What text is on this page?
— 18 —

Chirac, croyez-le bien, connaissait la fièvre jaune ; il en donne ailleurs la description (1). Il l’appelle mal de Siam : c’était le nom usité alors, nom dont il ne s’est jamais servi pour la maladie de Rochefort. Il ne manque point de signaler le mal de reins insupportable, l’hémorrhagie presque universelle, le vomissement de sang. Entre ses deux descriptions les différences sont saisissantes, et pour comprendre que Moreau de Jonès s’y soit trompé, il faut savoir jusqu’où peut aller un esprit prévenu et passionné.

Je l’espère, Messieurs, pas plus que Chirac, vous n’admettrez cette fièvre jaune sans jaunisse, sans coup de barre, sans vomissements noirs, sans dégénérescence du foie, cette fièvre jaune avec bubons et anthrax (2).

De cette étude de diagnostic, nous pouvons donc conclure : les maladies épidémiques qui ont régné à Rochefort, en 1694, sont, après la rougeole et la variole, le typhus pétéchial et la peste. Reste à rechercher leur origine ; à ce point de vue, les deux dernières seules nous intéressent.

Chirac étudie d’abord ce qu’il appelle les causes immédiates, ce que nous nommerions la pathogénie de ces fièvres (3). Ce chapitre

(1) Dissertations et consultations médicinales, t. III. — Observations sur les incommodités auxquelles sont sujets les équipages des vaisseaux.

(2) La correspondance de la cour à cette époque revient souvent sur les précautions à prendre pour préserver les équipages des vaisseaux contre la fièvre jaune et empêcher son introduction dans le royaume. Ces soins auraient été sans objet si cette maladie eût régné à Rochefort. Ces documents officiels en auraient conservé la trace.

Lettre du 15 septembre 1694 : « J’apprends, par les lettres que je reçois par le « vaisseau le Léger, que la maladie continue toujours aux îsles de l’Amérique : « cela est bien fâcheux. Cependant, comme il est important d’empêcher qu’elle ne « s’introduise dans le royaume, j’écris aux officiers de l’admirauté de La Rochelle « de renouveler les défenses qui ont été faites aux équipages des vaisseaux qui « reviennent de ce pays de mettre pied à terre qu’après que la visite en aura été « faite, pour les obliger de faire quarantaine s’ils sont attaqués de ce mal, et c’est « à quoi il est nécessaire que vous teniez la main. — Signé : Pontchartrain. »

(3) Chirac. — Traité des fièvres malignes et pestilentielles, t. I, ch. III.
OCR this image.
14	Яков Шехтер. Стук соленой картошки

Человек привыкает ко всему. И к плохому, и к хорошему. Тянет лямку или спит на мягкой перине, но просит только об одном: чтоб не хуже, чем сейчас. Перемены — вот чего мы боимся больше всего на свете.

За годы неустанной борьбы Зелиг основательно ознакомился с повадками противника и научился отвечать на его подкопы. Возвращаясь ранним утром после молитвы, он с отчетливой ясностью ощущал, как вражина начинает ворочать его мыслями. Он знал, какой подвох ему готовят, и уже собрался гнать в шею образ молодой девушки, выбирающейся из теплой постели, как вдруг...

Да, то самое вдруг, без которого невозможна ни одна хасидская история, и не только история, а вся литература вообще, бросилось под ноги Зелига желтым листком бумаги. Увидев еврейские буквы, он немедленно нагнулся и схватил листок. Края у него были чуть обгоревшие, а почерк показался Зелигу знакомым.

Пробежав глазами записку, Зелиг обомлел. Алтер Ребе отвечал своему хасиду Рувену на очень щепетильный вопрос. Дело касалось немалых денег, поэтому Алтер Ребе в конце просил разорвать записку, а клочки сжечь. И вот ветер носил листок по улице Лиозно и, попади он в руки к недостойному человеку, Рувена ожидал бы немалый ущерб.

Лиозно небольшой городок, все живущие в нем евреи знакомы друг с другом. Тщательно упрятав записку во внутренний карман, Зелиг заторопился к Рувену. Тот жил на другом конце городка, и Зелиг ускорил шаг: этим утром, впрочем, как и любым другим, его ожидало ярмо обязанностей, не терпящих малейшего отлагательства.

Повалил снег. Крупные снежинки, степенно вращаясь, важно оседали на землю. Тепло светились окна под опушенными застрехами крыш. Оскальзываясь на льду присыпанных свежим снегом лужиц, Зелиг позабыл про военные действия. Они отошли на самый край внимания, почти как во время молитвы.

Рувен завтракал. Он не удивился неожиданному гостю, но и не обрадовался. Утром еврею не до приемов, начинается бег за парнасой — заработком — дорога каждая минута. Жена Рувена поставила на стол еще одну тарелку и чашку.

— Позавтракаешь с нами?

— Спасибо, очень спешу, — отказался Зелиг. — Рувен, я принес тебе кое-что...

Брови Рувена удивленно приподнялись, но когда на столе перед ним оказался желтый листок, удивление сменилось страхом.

****

■ TASK ■
In the entries above, count each line holding "fièvres" and report the total and nothing more.

■ THE RESPONSE ■
2